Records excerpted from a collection

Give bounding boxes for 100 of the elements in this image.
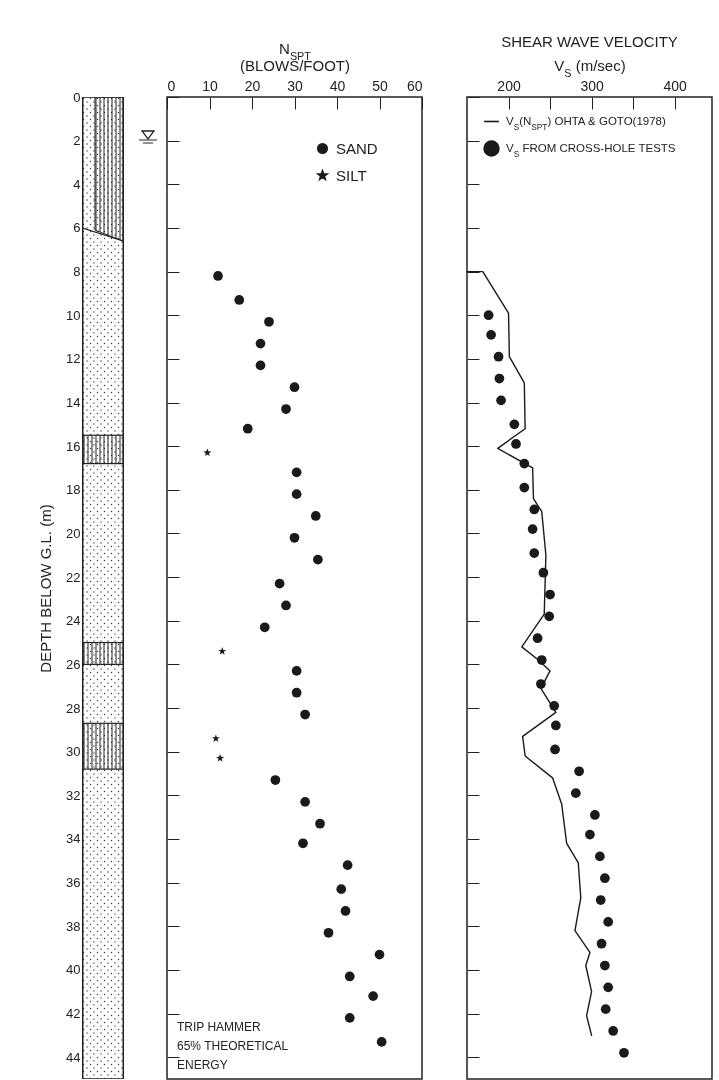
point	[486, 330, 496, 340]
y-tick-label: 18	[66, 482, 81, 498]
y-tick-label: 2	[73, 133, 81, 149]
point	[289, 382, 300, 393]
y-tick-label: 32	[66, 787, 81, 803]
point	[270, 775, 281, 785]
y-axis-title: DEPTH BELOW G.L. (m)	[37, 504, 55, 673]
point	[300, 709, 310, 720]
x-axis-title: N$_{SPT}$ (BLOWS/FOOT)	[240, 39, 350, 74]
point	[511, 439, 521, 449]
point	[595, 851, 605, 862]
point	[608, 1026, 619, 1036]
point	[529, 504, 540, 515]
point	[255, 338, 266, 349]
y-tick-label: 0	[73, 89, 81, 105]
legend-label: V$_{S}$ FROM CROSS-HOLE TESTS	[506, 141, 676, 158]
x-tick-label: 30	[287, 77, 303, 94]
annotation: TRIP HAMMER 65% THEORETICAL ENERGY	[177, 1020, 289, 1072]
point	[529, 548, 540, 558]
point	[374, 949, 385, 960]
y-tick-label: 34	[66, 831, 81, 847]
point	[549, 700, 560, 711]
point	[289, 532, 300, 543]
point	[545, 589, 555, 600]
point	[494, 373, 505, 384]
y-tick-label: 36	[66, 875, 81, 891]
y-tick-label: 4	[73, 176, 81, 192]
point	[570, 788, 581, 798]
point	[274, 578, 285, 589]
point	[259, 622, 270, 633]
point	[550, 720, 561, 731]
point	[323, 927, 334, 938]
point	[291, 666, 302, 676]
point	[203, 448, 212, 457]
y-tick-label: 26	[66, 656, 81, 672]
point	[603, 917, 614, 927]
y-tick-label: 14	[66, 395, 81, 411]
x-tick-label: 0	[167, 77, 176, 94]
y-tick-label: 16	[66, 438, 81, 454]
point	[340, 906, 351, 916]
point	[310, 511, 321, 521]
point	[599, 960, 610, 971]
point	[281, 404, 291, 414]
legend-label: SAND	[336, 139, 378, 157]
point	[291, 687, 302, 698]
x-tick-label: 60	[406, 77, 423, 94]
x-tick-label: 50	[372, 77, 388, 94]
y-tick-label: 8	[73, 264, 81, 280]
point	[619, 1047, 629, 1058]
point	[550, 744, 560, 755]
point	[599, 873, 610, 884]
point	[242, 423, 253, 434]
point	[376, 1037, 387, 1047]
point	[493, 351, 504, 362]
point	[291, 489, 302, 500]
point	[538, 567, 549, 578]
point	[264, 316, 274, 327]
point	[300, 796, 310, 807]
point	[342, 860, 353, 871]
point	[234, 295, 245, 305]
y-tick-label: 42	[66, 1006, 81, 1022]
x-tick-label: 40	[329, 77, 346, 94]
point	[313, 554, 323, 565]
x-tick-label: 20	[244, 77, 261, 94]
point	[519, 458, 530, 469]
point	[344, 1013, 355, 1023]
point	[519, 482, 530, 493]
point	[344, 971, 355, 982]
chart-title: SHEAR WAVE VELOCITY	[501, 33, 678, 50]
point	[211, 734, 220, 742]
point	[574, 766, 584, 777]
x-tick-label: 200	[497, 77, 521, 94]
point	[603, 982, 614, 993]
point	[213, 271, 223, 281]
y-tick-label: 38	[66, 918, 81, 934]
point	[536, 679, 546, 689]
y-tick-label: 20	[66, 525, 81, 541]
point	[483, 310, 494, 321]
point	[368, 991, 378, 1001]
y-tick-label: 24	[66, 613, 81, 629]
point	[336, 884, 347, 895]
point	[255, 360, 266, 371]
point	[527, 524, 538, 534]
point	[544, 611, 555, 622]
point	[595, 895, 606, 905]
legend-label: V$_{S}$(N$_{SPT}$) OHTA & GOTO(1978)	[506, 114, 667, 131]
point	[590, 810, 600, 820]
y-tick-label: 22	[66, 569, 81, 585]
y-tick-label: 40	[66, 962, 81, 978]
point	[281, 600, 291, 611]
y-tick-label: 12	[66, 351, 81, 367]
point	[585, 829, 595, 840]
x-axis-title: V$_{S}$ (m/sec)	[554, 56, 626, 79]
point	[218, 647, 227, 655]
point	[291, 467, 302, 478]
x-tick-label: 10	[202, 77, 218, 94]
point	[532, 633, 543, 644]
point	[509, 419, 520, 430]
y-tick-label: 44	[66, 1049, 81, 1065]
point	[596, 938, 607, 949]
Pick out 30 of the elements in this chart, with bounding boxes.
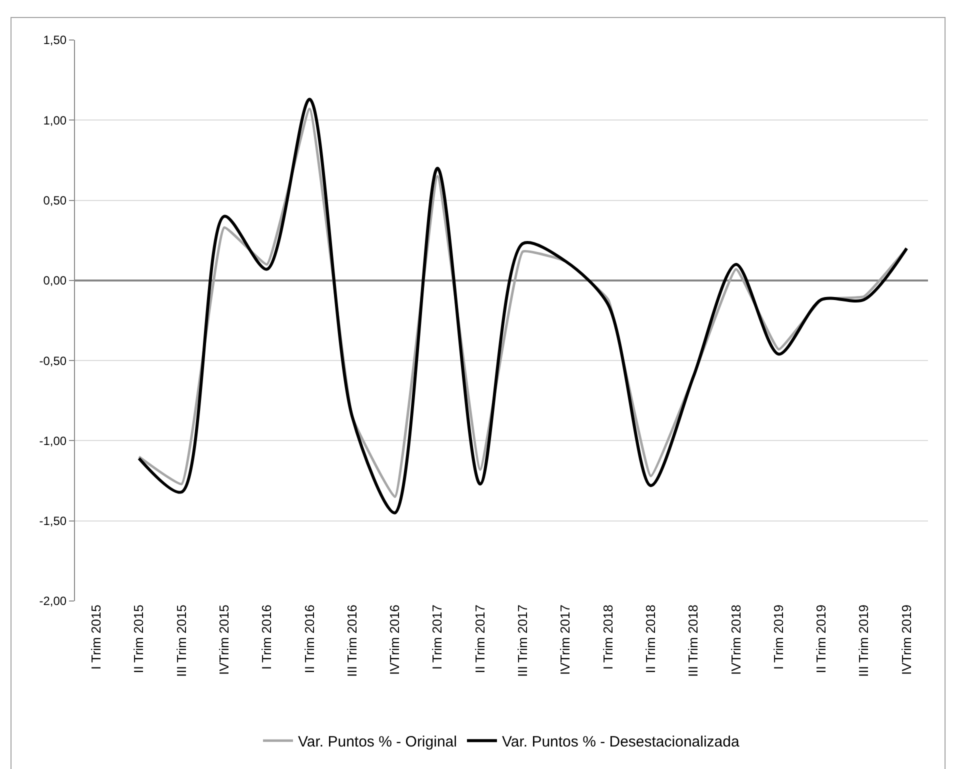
x-tick-label: IVTrim 2019: [898, 604, 914, 675]
y-tick-label: 0,00: [43, 274, 67, 288]
x-tick-label: IVTrim 2015: [216, 604, 232, 675]
x-tick-label: III Trim 2019: [856, 604, 872, 677]
y-tick-label: -1,00: [39, 434, 67, 448]
x-tick-label: II Trim 2017: [472, 604, 488, 674]
y-tick-label: 0,50: [43, 193, 67, 208]
x-tick-label: II Trim 2018: [643, 604, 658, 674]
x-tick-label: II Trim 2019: [814, 604, 829, 674]
y-tick-label: -1,50: [39, 514, 67, 528]
x-tick-label: III Trim 2018: [686, 604, 701, 677]
y-tick-label: -0,50: [39, 354, 67, 368]
x-tick-label: I Trim 2019: [770, 604, 786, 670]
y-tick-label: 1,00: [43, 113, 67, 128]
x-tick-label: II Trim 2015: [131, 604, 146, 674]
y-tick-label: -2,00: [39, 594, 67, 608]
x-tick-label: IVTrim 2017: [558, 604, 573, 675]
x-tick-label: I Trim 2015: [88, 604, 104, 670]
x-tick-label: III Trim 2015: [174, 604, 189, 677]
x-tick-label: III Trim 2017: [515, 604, 530, 677]
x-tick-label: I Trim 2018: [600, 604, 616, 670]
legend-label: Var. Puntos % - Original: [298, 734, 457, 751]
x-tick-label: I Trim 2016: [259, 604, 274, 670]
x-tick-label: I Trim 2017: [430, 604, 445, 670]
y-tick-label: 1,50: [43, 33, 67, 48]
x-tick-label: IVTrim 2018: [728, 604, 744, 675]
x-tick-label: IVTrim 2016: [387, 604, 402, 675]
x-tick-label: II Trim 2016: [302, 604, 317, 674]
x-tick-label: III Trim 2016: [344, 604, 360, 677]
legend-label: Var. Puntos % - Desestacionalizada: [502, 734, 740, 751]
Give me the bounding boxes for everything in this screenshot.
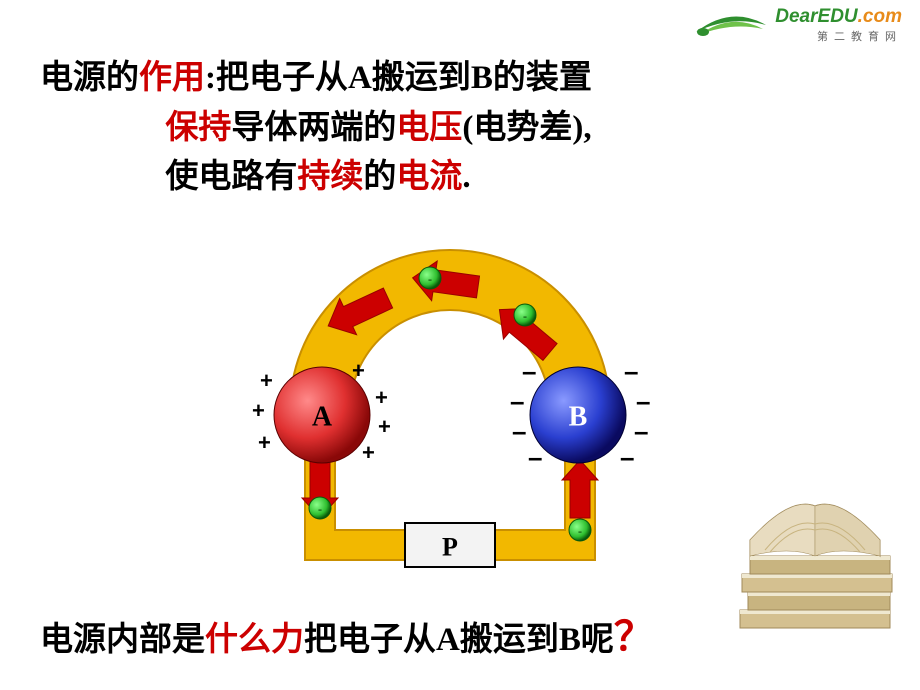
svg-text:–: – <box>634 416 648 446</box>
svg-text:–: – <box>624 356 638 386</box>
label-b: B <box>569 402 588 433</box>
logo-swoosh-icon <box>691 10 771 40</box>
main-text-block: 电源的作用:把电子从A搬运到B的装置 保持导体两端的电压(电势差), 使电路有持… <box>40 54 592 203</box>
svg-text:–: – <box>510 386 524 416</box>
arrows-bottom <box>302 460 598 518</box>
svg-text:–: – <box>522 356 536 386</box>
svg-text:+: + <box>375 385 388 410</box>
svg-text:+: + <box>378 414 391 439</box>
svg-text:–: – <box>512 416 526 446</box>
svg-text:–: – <box>620 442 634 472</box>
svg-text:–: – <box>528 442 542 472</box>
logo-brand-orange: .com <box>858 6 902 27</box>
bottom-question: 电源内部是什么力把电子从A搬运到B呢？ <box>40 604 654 662</box>
svg-text:+: + <box>252 398 265 423</box>
text-line-1: 电源的作用:把电子从A搬运到B的装置 <box>40 54 592 104</box>
circuit-diagram: P - - - - - A <box>230 220 670 600</box>
books-decoration <box>720 400 900 660</box>
svg-text:-: - <box>428 272 432 286</box>
logo-brand-green: DearEDU <box>775 6 857 27</box>
text-line-3: 使电路有持续的电流. <box>165 153 591 203</box>
svg-text:-: - <box>318 502 322 516</box>
svg-text:–: – <box>636 386 650 416</box>
brand-logo: DearEDU.com 第二教育网 <box>691 6 902 44</box>
svg-text:-: - <box>523 309 527 323</box>
label-a: A <box>312 402 333 433</box>
text-line-2: 保持导体两端的电压(电势差), <box>165 104 591 154</box>
svg-text:+: + <box>352 358 365 383</box>
svg-text:+: + <box>362 440 375 465</box>
label-p: P <box>442 533 458 562</box>
svg-text:-: - <box>578 524 582 538</box>
circuit-svg: P - - - - - A <box>230 220 670 600</box>
svg-text:+: + <box>258 430 271 455</box>
logo-text-block: DearEDU.com 第二教育网 <box>775 6 902 44</box>
logo-subtitle: 第二教育网 <box>775 28 902 44</box>
svg-text:+: + <box>260 368 273 393</box>
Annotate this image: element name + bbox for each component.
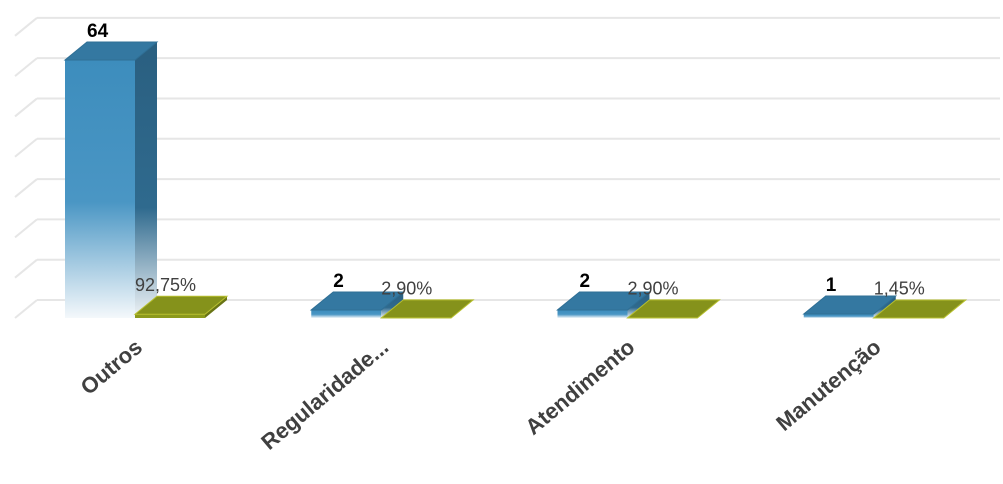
grid-line	[14, 17, 38, 37]
grid-line	[14, 299, 38, 319]
bar-top	[802, 295, 898, 315]
grid-line	[14, 258, 38, 279]
grid-line	[14, 218, 38, 239]
bar-top	[556, 291, 651, 311]
bar-front	[135, 314, 205, 318]
bar-front	[803, 313, 874, 318]
x-tick-label: Regularidade...	[256, 334, 393, 455]
bar-front	[557, 309, 628, 318]
bar-side	[381, 291, 404, 318]
data-label: 2	[333, 271, 344, 292]
bar-side	[873, 295, 896, 318]
grid-line	[14, 57, 38, 77]
data-label: 1,45%	[874, 279, 925, 299]
data-label: 2,90%	[381, 279, 432, 299]
data-label: 2,90%	[628, 279, 679, 299]
data-label: 92,75%	[135, 275, 196, 295]
x-tick-label: Manutenção	[771, 334, 885, 436]
bar-side	[205, 296, 227, 318]
grid-line	[14, 137, 38, 158]
bar-front	[311, 309, 382, 318]
grid-line	[14, 178, 38, 198]
bar-top	[872, 299, 968, 319]
bar-top	[379, 299, 475, 319]
data-label: 64	[87, 21, 109, 42]
bar-front	[65, 60, 135, 318]
bar-top	[133, 295, 229, 315]
bar-side	[627, 291, 650, 318]
x-tick-label: Atendimento	[520, 334, 639, 440]
bar-top	[63, 41, 159, 61]
bar-top	[626, 299, 721, 319]
data-label: 1	[826, 275, 837, 296]
bar-side	[135, 42, 157, 318]
data-label: 2	[580, 271, 591, 292]
x-tick-label: Outros	[76, 334, 147, 400]
bar-top	[309, 291, 405, 311]
grid-line	[14, 97, 38, 118]
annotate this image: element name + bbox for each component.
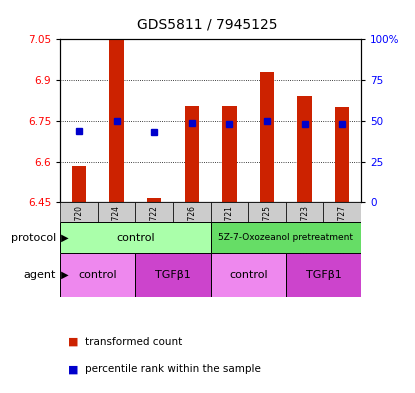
- Bar: [173, 202, 210, 222]
- Text: ▶: ▶: [58, 270, 69, 280]
- Bar: [147, 198, 161, 202]
- Text: GSM1586722: GSM1586722: [150, 205, 159, 256]
- Bar: [286, 202, 323, 222]
- Bar: [222, 107, 237, 202]
- Text: TGFβ1: TGFβ1: [305, 270, 341, 280]
- Text: transformed count: transformed count: [85, 337, 182, 347]
- Bar: [211, 222, 361, 253]
- Bar: [60, 222, 211, 253]
- Bar: [185, 106, 199, 202]
- Bar: [211, 202, 248, 222]
- Text: control: control: [116, 233, 155, 243]
- Bar: [248, 202, 286, 222]
- Bar: [323, 202, 361, 222]
- Bar: [98, 202, 135, 222]
- Text: agent: agent: [24, 270, 56, 280]
- Bar: [60, 202, 98, 222]
- Text: TGFβ1: TGFβ1: [155, 270, 191, 280]
- Bar: [286, 253, 361, 297]
- Text: percentile rank within the sample: percentile rank within the sample: [85, 364, 261, 375]
- Text: control: control: [229, 270, 268, 280]
- Text: protocol: protocol: [11, 233, 56, 243]
- Bar: [211, 253, 286, 297]
- Text: GSM1586721: GSM1586721: [225, 205, 234, 256]
- Bar: [335, 107, 349, 202]
- Bar: [135, 253, 210, 297]
- Bar: [135, 202, 173, 222]
- Text: GSM1586720: GSM1586720: [74, 205, 83, 256]
- Bar: [110, 40, 124, 202]
- Text: GSM1586725: GSM1586725: [263, 205, 271, 256]
- Text: control: control: [78, 270, 117, 280]
- Bar: [298, 96, 312, 202]
- Text: ■: ■: [68, 337, 79, 347]
- Text: GSM1586723: GSM1586723: [300, 205, 309, 256]
- Text: 5Z-7-Oxozeanol pretreatment: 5Z-7-Oxozeanol pretreatment: [218, 233, 353, 242]
- Text: ▶: ▶: [58, 233, 69, 243]
- Bar: [60, 253, 135, 297]
- Text: GDS5811 / 7945125: GDS5811 / 7945125: [137, 18, 278, 32]
- Text: GSM1586724: GSM1586724: [112, 205, 121, 256]
- Bar: [260, 72, 274, 202]
- Text: GSM1586726: GSM1586726: [187, 205, 196, 256]
- Bar: [72, 166, 86, 202]
- Text: GSM1586727: GSM1586727: [338, 205, 347, 256]
- Text: ■: ■: [68, 364, 79, 375]
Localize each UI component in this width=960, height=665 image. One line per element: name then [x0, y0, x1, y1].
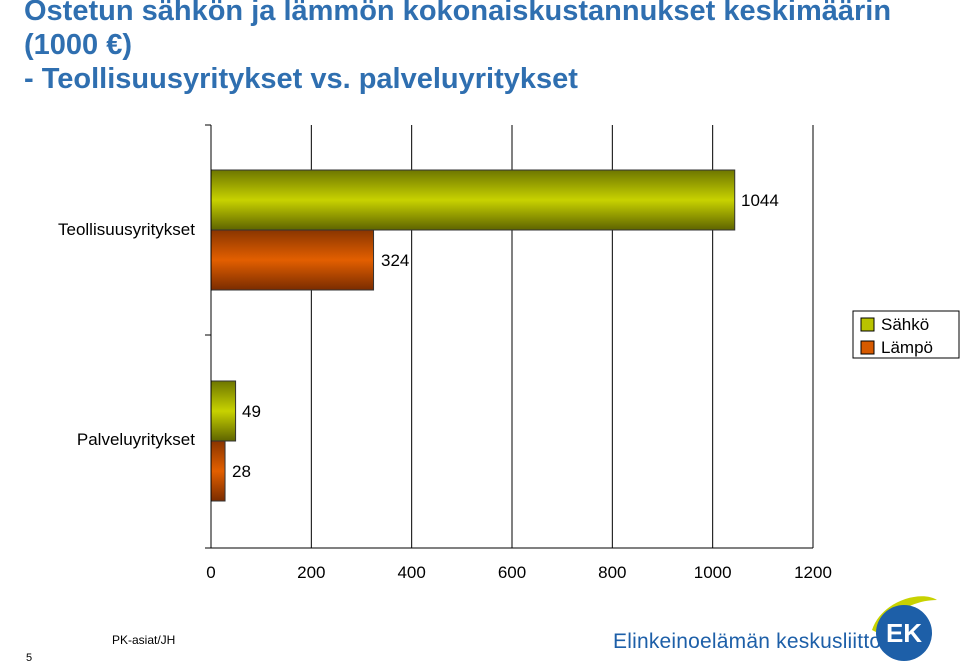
- page-title: Ostetun sähkön ja lämmön kokonaiskustann…: [24, 0, 891, 96]
- logo-text: EK: [886, 618, 922, 648]
- legend-swatch-0: [860, 317, 875, 332]
- bar-0-1: [210, 380, 237, 442]
- legend-label-0: Sähkö: [881, 315, 929, 334]
- bar-0-0: [210, 169, 736, 231]
- x-tick-label-800: 800: [598, 563, 626, 582]
- bar-1-1: [210, 440, 226, 502]
- bar-chart: 1044 324 49 28 0 200 400 600 800 1000 1200 Teollis…: [58, 124, 960, 582]
- ek-logo: EK: [872, 596, 937, 661]
- data-label-1-1: 28: [232, 462, 251, 481]
- x-tick-label-0: 0: [206, 563, 215, 582]
- data-label-0-1: 49: [242, 402, 261, 421]
- bar-1-0: [210, 229, 375, 291]
- page-number: 5: [26, 652, 33, 664]
- source-note: PK-asiat/JH: [112, 633, 176, 647]
- title-line-3: - Teollisuusyritykset vs. palveluyrityks…: [24, 63, 578, 95]
- category-label-1: Palveluyritykset: [77, 430, 195, 449]
- x-tick-label-1000: 1000: [694, 563, 732, 582]
- title-line-1: Ostetun sähkön ja lämmön kokonaiskustann…: [24, 0, 892, 27]
- organization-name: Elinkeinoelämän keskusliitto: [613, 630, 882, 653]
- legend-swatch-1: [860, 340, 875, 355]
- title-line-2: (1000 €): [24, 29, 133, 61]
- legend-label-1: Lämpö: [881, 338, 933, 357]
- data-label-0-0: 1044: [741, 191, 779, 210]
- x-tick-label-1200: 1200: [794, 563, 832, 582]
- x-tick-label-200: 200: [297, 563, 325, 582]
- category-label-0: Teollisuusyritykset: [58, 220, 195, 239]
- x-tick-label-600: 600: [498, 563, 526, 582]
- x-tick-label-400: 400: [397, 563, 425, 582]
- data-label-1-0: 324: [381, 251, 409, 270]
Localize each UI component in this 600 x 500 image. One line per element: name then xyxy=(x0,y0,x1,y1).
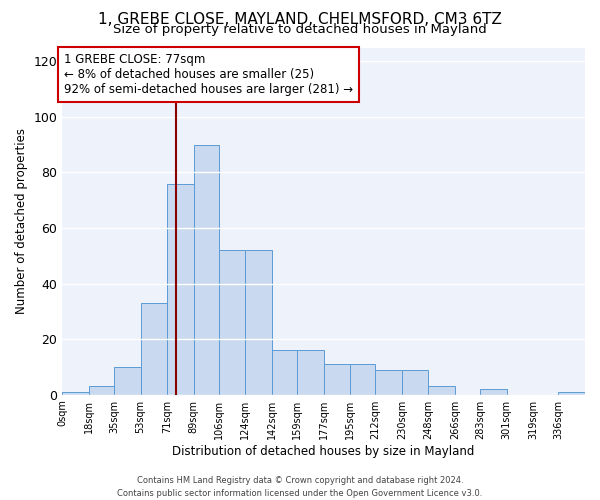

Stated exercise: Copy out the lines of the items verbatim, starting with the line that contains "330, 496, 340]" and ending with the line that contains "1026, 619, 1036]", both included.

Response below:
point	[486, 330, 496, 340]
y-tick-label: 18	[66, 482, 81, 498]
y-tick-label: 2	[73, 133, 81, 149]
point	[289, 382, 300, 393]
y-tick-label: 32	[66, 787, 81, 803]
point	[270, 775, 281, 785]
y-axis-title: DEPTH BELOW G.L. (m)	[37, 504, 55, 673]
point	[300, 709, 310, 720]
x-axis-title: N$_{SPT}$ (BLOWS/FOOT)	[240, 39, 350, 74]
point	[511, 439, 521, 449]
point	[595, 851, 605, 862]
point	[608, 1026, 619, 1036]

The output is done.